Dataset excerpt:
— BEGIN —

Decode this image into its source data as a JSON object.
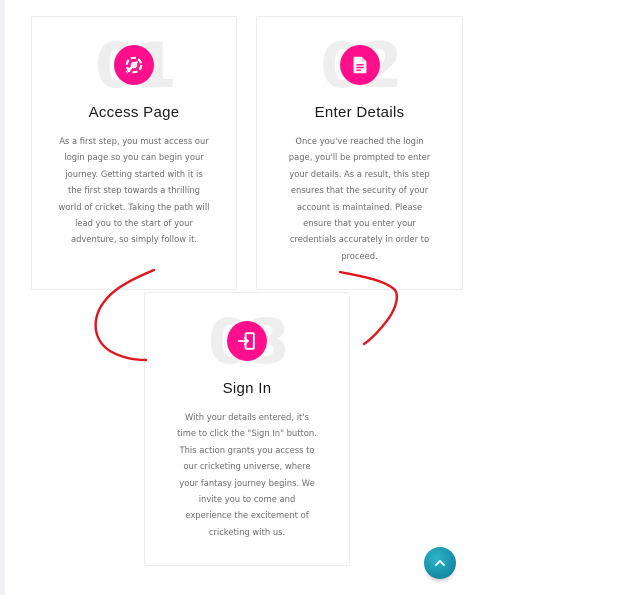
{
  "steps": [
    {
      "number": "01",
      "icon": "edit-gear-icon",
      "title": "Access Page",
      "description": "As a first step, you must access our login page so you can begin your journey. Getting started with it is the first step towards a thrilling world of cricket. Taking the path will lead you to the start of your adventure, so simply follow it."
    },
    {
      "number": "02",
      "icon": "document-icon",
      "title": "Enter Details",
      "description": "Once you've reached the login page, you'll be prompted to enter your details. As a result, this step ensures that the security of your account is maintained. Please ensure that you enter your credentials accurately in order to proceed."
    },
    {
      "number": "03",
      "icon": "sign-in-icon",
      "title": "Sign In",
      "description": "With your details entered, it's time to click the \"Sign In\" button. This action grants you access to our cricketing universe, where your fantasy journey begins. We invite you to come and experience the excitement of cricketing with us."
    }
  ],
  "colors": {
    "accent": "#ff0f8b",
    "annotation": "#e0161d",
    "scroll_button": "#1b97b0"
  },
  "scroll_top": {
    "icon": "chevron-up-icon"
  }
}
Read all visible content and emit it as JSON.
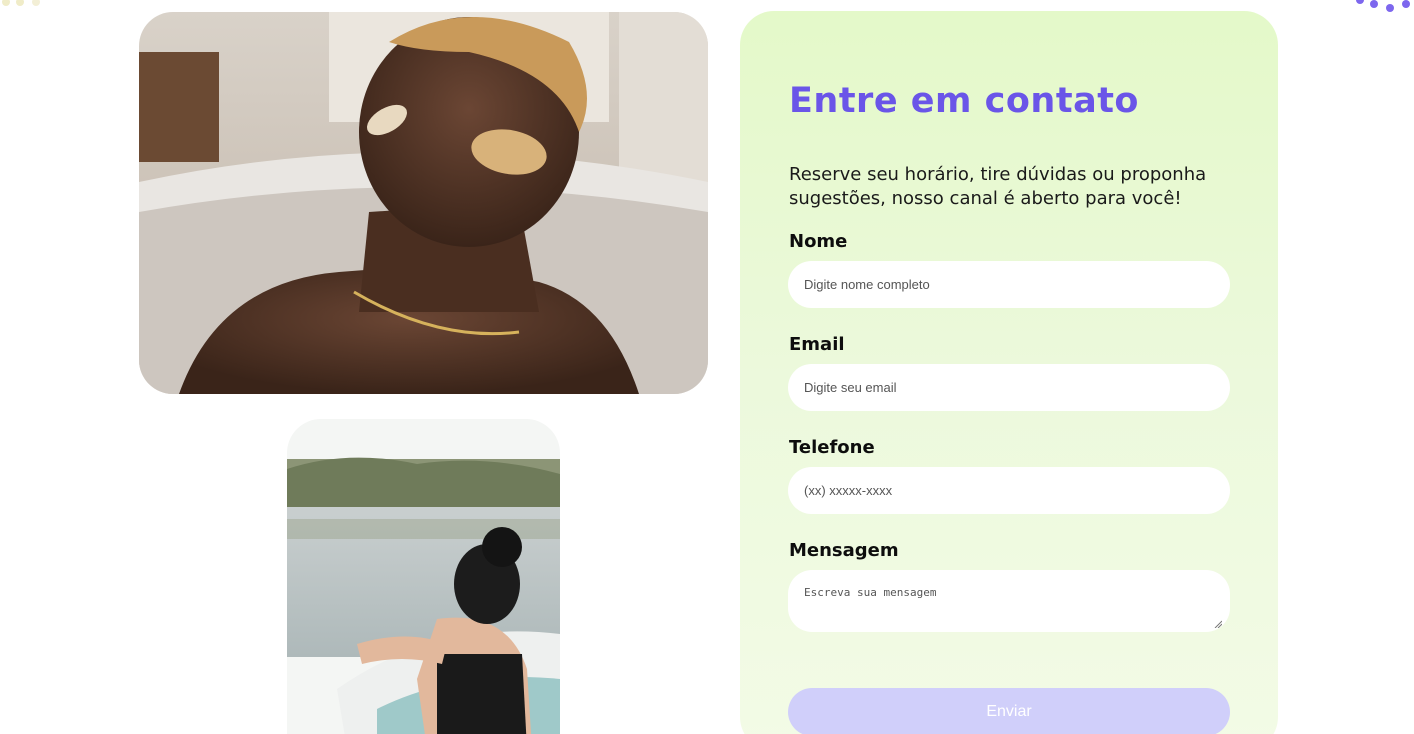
{
  "contact": {
    "title": "Entre em contato",
    "description": "Reserve seu horário, tire dúvidas ou proponha sugestões, nosso canal é aberto para você!",
    "fields": {
      "name": {
        "label": "Nome",
        "placeholder": "Digite nome completo"
      },
      "email": {
        "label": "Email",
        "placeholder": "Digite seu email"
      },
      "phone": {
        "label": "Telefone",
        "placeholder": "(xx) xxxxx-xxxx"
      },
      "message": {
        "label": "Mensagem",
        "placeholder": "Escreva sua mensagem"
      }
    },
    "submit_label": "Enviar"
  },
  "colors": {
    "accent": "#6a55e8",
    "card_background": "#e4f9c9",
    "button_background": "#d0cffa"
  }
}
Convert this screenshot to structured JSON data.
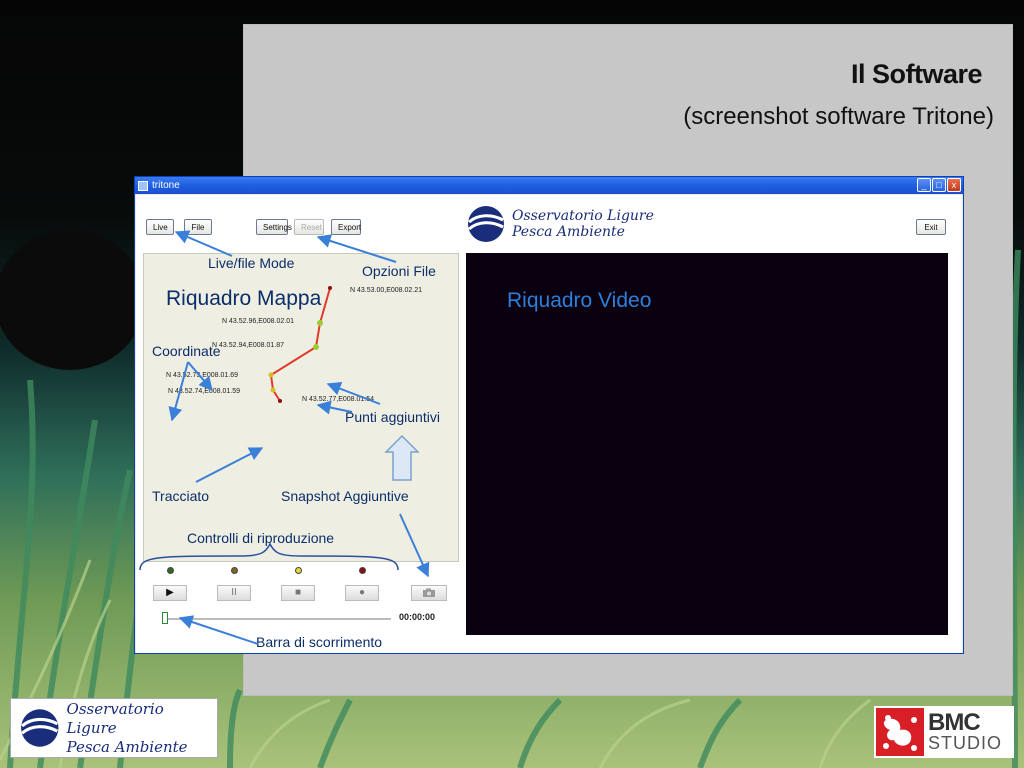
{
  "slide": {
    "title": "Il Software",
    "subtitle": "(screenshot software Tritone)"
  },
  "window": {
    "title": "tritone",
    "minimize_glyph": "_",
    "maximize_glyph": "□",
    "close_glyph": "x"
  },
  "toolbar": {
    "live_label": "Live",
    "file_label": "File",
    "settings_label": "Settings",
    "reset_label": "Reset",
    "export_label": "Export",
    "exit_label": "Exit"
  },
  "app_logo": {
    "line1": "Osservatorio Ligure",
    "line2": "Pesca Ambiente"
  },
  "map": {
    "coordinates": [
      "N 43.53.00,E008.02.21",
      "N 43.52.96,E008.02.01",
      "N 43.52.94,E008.01.87",
      "N 43.52.73,E008.01.69",
      "N 43.52.74,E008.01.59",
      "N 43.52.77,E008.01.54"
    ]
  },
  "controls": {
    "play_glyph": "▶",
    "pause_glyph": "II",
    "stop_glyph": "■",
    "record_glyph": "●",
    "time": "00:00:00",
    "slider_position": 0.0,
    "led_colors": [
      "#2e6b1e",
      "#7a6a1a",
      "#e8d82a",
      "#8a1010"
    ]
  },
  "annotations": {
    "live_file_mode": "Live/file Mode",
    "opzioni_file": "Opzioni File",
    "riquadro_mappa": "Riquadro Mappa",
    "riquadro_video": "Riquadro Video",
    "coordinate": "Coordinate",
    "punti_aggiuntivi": "Punti aggiuntivi",
    "tracciato": "Tracciato",
    "snapshot_aggiuntive": "Snapshot Aggiuntive",
    "controlli_riproduzione": "Controlli di riproduzione",
    "barra_scorrimento": "Barra di scorrimento"
  },
  "footer": {
    "logo_line1": "Osservatorio Ligure",
    "logo_line2": "Pesca Ambiente",
    "bmc_main": "BMC",
    "bmc_sub": "STUDIO"
  },
  "colors": {
    "annotation_arrow": "#3a7fd8",
    "track_line": "#e03a2a",
    "video_bg": "#0a0010",
    "slide_panel": "#c7c7c7"
  }
}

— END —

Given request:
Filter the listing above by the word "journey"; copy each line that passes.

Response:
      "description": "As a first step, you must access our login page so you can begin your journey. Getting started with it is the first step towards a thrilling world of cricket. Taking the path will lead you to the start of your adventure, so simply follow it."
      "description": "With your details entered, it's time to click the \"Sign In\" button. This action grants you access to our cricketing universe, where your fantasy journey begins. We invite you to come and experience the excitement of cricketing with us."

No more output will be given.